Locate each line of the material that contains "name", then return it.

Figure contents as structured data
###
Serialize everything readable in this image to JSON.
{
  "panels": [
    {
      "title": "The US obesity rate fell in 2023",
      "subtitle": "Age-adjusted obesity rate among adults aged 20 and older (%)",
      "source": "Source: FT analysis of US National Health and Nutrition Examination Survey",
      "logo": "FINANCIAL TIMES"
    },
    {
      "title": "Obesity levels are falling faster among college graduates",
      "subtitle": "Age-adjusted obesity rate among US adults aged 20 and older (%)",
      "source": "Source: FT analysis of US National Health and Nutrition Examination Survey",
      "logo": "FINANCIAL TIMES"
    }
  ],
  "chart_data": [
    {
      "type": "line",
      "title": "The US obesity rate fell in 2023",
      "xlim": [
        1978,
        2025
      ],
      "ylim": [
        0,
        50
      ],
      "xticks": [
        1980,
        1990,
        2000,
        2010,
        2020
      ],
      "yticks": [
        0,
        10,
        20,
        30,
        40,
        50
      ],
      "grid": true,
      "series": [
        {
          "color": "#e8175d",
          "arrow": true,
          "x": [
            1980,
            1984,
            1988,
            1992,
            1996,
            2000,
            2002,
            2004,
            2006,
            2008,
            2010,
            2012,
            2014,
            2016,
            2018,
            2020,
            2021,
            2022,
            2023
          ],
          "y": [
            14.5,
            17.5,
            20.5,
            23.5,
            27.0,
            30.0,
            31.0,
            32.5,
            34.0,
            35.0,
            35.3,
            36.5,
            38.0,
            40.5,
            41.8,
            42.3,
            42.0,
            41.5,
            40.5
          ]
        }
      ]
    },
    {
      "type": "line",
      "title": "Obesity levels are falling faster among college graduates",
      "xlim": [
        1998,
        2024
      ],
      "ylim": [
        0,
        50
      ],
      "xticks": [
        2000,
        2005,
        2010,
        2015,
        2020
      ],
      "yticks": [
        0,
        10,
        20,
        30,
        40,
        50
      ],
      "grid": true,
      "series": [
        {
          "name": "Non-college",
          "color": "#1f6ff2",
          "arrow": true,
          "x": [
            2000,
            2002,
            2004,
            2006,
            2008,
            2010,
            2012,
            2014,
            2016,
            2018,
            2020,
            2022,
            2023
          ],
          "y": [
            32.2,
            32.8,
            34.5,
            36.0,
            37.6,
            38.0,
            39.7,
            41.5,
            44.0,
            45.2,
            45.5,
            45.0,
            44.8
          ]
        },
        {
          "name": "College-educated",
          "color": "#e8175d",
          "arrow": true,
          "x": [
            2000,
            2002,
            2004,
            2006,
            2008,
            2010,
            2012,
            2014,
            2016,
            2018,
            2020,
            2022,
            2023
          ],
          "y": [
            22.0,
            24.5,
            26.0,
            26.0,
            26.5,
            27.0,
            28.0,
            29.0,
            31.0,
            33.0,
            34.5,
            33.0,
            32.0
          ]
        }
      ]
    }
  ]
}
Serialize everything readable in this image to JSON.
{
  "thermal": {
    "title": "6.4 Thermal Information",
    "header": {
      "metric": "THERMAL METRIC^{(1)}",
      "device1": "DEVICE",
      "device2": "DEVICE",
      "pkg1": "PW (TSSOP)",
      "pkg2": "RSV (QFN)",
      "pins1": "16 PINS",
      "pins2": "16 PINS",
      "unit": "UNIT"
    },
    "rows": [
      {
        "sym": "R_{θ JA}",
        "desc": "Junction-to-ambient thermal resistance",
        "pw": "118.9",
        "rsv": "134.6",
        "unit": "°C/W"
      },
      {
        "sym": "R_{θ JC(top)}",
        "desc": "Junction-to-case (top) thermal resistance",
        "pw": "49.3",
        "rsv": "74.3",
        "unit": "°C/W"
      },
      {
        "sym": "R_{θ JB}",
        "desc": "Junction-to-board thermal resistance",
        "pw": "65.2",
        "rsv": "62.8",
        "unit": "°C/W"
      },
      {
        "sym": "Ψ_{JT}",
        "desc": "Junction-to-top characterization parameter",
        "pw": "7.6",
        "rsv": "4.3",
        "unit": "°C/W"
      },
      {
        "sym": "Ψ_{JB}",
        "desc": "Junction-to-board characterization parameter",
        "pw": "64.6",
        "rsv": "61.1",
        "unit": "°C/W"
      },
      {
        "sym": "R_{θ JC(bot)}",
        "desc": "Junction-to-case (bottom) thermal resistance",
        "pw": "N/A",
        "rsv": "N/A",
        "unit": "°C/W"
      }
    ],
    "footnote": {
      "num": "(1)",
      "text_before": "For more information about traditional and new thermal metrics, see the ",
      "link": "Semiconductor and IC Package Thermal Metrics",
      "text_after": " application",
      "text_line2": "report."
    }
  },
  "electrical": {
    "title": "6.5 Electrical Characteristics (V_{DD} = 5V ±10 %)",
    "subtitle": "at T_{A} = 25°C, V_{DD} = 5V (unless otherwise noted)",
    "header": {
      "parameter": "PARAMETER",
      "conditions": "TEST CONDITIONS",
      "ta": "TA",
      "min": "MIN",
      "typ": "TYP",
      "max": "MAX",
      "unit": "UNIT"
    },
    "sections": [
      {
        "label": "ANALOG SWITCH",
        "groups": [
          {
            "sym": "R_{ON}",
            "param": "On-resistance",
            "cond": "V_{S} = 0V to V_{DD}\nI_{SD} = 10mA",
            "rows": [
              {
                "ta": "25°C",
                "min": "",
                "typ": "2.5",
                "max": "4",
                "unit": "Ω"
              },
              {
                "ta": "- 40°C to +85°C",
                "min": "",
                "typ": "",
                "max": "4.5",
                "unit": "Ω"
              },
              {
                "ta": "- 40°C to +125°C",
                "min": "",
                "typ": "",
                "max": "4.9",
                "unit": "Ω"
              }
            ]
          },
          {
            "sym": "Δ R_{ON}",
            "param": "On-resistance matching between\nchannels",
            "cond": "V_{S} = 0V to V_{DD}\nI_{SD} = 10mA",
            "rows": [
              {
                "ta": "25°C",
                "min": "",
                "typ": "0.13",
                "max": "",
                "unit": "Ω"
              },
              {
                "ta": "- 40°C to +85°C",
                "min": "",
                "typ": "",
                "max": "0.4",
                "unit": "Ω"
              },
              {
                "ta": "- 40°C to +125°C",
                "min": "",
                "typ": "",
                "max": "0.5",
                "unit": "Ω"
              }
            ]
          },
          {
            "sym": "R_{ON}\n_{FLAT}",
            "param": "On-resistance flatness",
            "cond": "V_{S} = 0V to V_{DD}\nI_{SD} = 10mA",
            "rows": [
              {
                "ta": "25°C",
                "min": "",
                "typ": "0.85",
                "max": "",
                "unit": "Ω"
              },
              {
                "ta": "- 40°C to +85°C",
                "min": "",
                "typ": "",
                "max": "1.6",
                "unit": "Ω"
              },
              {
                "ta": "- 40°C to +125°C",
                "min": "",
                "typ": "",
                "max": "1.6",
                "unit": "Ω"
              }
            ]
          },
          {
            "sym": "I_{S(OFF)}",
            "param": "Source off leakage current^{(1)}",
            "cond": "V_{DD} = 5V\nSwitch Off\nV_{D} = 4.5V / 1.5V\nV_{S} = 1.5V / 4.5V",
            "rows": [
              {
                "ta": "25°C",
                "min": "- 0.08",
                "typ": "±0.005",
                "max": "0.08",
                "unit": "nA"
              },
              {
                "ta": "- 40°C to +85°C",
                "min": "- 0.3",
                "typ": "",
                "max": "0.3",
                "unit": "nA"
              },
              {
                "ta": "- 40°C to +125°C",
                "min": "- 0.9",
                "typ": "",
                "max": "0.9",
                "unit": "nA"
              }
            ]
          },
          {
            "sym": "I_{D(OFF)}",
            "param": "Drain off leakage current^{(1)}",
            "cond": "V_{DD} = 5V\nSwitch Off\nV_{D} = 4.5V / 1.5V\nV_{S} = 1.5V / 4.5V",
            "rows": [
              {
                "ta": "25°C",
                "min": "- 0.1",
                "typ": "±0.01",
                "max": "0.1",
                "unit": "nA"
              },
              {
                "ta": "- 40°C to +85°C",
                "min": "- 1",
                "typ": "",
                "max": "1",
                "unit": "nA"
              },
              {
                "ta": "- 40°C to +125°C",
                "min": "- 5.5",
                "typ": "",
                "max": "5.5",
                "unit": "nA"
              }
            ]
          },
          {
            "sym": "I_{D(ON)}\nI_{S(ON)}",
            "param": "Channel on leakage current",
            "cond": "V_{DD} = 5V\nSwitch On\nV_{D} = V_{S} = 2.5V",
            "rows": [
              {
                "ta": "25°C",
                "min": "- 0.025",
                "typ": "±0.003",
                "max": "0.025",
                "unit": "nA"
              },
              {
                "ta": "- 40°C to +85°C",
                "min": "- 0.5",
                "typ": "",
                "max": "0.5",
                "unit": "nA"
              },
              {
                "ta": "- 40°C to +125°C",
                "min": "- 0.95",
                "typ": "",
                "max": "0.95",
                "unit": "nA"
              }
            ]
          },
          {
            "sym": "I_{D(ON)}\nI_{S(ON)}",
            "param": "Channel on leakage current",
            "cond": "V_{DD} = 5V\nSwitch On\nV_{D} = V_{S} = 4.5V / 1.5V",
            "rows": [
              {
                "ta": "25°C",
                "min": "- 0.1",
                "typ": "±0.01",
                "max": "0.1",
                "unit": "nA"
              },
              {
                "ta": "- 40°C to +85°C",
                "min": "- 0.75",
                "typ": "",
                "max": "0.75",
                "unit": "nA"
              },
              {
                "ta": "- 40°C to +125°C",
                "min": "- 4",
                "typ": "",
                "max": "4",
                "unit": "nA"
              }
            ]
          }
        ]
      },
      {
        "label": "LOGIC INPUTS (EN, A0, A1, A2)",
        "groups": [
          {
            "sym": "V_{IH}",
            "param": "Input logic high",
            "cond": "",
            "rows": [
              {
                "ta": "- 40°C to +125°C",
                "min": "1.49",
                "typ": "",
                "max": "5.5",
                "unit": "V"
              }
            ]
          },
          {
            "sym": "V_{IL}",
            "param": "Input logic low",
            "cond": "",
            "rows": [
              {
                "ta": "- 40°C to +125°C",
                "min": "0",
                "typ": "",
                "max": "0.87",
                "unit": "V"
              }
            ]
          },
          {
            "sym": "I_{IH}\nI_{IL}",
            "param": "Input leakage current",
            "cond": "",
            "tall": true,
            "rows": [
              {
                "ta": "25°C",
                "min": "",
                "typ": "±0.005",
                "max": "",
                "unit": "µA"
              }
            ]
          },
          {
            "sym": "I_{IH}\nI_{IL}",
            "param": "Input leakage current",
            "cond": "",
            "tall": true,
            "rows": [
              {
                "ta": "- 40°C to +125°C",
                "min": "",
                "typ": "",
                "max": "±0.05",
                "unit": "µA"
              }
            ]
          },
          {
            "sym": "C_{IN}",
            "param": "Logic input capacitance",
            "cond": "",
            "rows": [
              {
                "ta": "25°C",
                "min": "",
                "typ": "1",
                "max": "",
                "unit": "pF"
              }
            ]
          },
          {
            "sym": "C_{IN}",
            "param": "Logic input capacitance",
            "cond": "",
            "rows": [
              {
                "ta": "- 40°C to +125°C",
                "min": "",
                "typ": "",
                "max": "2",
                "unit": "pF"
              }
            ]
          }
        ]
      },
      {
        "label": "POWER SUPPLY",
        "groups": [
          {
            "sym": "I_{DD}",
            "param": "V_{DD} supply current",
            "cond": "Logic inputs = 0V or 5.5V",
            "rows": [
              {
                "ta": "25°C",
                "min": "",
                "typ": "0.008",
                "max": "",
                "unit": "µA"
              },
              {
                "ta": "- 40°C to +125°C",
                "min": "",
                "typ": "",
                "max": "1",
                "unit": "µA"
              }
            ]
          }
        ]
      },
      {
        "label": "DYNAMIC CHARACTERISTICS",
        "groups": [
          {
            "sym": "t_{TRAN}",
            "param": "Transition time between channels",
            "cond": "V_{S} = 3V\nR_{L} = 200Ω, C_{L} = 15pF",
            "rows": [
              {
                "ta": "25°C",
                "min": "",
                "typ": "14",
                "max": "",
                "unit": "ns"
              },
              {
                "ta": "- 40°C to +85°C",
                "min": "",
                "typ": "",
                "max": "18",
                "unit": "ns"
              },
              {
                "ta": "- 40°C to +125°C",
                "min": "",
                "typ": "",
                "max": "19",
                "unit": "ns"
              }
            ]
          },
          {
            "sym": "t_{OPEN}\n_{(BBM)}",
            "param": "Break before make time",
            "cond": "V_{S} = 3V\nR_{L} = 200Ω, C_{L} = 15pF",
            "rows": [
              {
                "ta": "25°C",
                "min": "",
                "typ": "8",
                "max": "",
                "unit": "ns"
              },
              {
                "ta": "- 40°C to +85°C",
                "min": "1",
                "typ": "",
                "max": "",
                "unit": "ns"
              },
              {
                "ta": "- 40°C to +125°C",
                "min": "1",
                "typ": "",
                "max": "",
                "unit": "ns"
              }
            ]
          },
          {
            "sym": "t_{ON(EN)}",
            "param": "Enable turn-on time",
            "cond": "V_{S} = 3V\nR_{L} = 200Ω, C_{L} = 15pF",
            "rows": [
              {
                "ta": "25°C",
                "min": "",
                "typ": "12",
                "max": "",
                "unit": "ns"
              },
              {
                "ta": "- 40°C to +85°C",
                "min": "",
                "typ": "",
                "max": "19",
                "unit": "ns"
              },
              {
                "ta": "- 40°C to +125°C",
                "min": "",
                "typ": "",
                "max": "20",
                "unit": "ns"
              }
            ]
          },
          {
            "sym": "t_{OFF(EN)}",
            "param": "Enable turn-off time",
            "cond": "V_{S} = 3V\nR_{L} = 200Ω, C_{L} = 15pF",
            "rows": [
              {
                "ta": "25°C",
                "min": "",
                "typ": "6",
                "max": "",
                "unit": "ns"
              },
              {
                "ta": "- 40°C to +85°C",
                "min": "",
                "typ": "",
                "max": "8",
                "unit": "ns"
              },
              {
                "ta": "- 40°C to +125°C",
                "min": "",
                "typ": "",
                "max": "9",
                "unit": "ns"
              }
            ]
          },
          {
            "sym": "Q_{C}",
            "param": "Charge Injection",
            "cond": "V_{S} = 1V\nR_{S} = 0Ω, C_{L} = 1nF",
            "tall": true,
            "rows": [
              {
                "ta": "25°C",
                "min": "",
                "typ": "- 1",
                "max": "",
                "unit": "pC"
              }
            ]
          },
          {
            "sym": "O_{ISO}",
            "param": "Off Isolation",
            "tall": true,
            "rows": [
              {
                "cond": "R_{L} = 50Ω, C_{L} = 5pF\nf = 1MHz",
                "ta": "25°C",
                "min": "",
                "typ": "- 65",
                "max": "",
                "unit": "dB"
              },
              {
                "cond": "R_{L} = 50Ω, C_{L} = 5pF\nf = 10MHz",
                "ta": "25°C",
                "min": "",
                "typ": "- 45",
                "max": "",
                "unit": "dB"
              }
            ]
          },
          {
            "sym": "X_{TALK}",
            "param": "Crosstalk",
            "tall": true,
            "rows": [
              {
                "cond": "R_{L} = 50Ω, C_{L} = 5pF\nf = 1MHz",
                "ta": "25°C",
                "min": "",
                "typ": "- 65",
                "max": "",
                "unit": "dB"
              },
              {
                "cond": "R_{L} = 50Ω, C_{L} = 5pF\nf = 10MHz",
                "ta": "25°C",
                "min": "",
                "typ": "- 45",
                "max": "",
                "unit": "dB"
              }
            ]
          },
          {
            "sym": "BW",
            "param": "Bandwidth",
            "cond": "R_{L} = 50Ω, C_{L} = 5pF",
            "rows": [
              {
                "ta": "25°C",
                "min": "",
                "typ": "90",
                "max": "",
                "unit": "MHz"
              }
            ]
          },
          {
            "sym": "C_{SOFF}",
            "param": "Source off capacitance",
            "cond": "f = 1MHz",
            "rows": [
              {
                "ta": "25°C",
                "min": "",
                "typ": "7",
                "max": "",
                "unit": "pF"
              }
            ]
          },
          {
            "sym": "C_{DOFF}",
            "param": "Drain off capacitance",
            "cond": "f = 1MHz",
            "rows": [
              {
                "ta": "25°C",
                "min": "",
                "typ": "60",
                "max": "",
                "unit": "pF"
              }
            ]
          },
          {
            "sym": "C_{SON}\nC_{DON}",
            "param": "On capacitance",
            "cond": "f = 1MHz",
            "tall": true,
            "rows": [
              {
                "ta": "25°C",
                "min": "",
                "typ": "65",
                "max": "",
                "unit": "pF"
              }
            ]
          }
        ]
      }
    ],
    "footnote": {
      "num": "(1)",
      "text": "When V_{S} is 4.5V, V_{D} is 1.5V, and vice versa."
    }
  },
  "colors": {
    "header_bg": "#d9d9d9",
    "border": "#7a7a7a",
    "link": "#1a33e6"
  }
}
###
REPLY TO THE TASK:
          "name": "Non-college",
          "name": "College-educated",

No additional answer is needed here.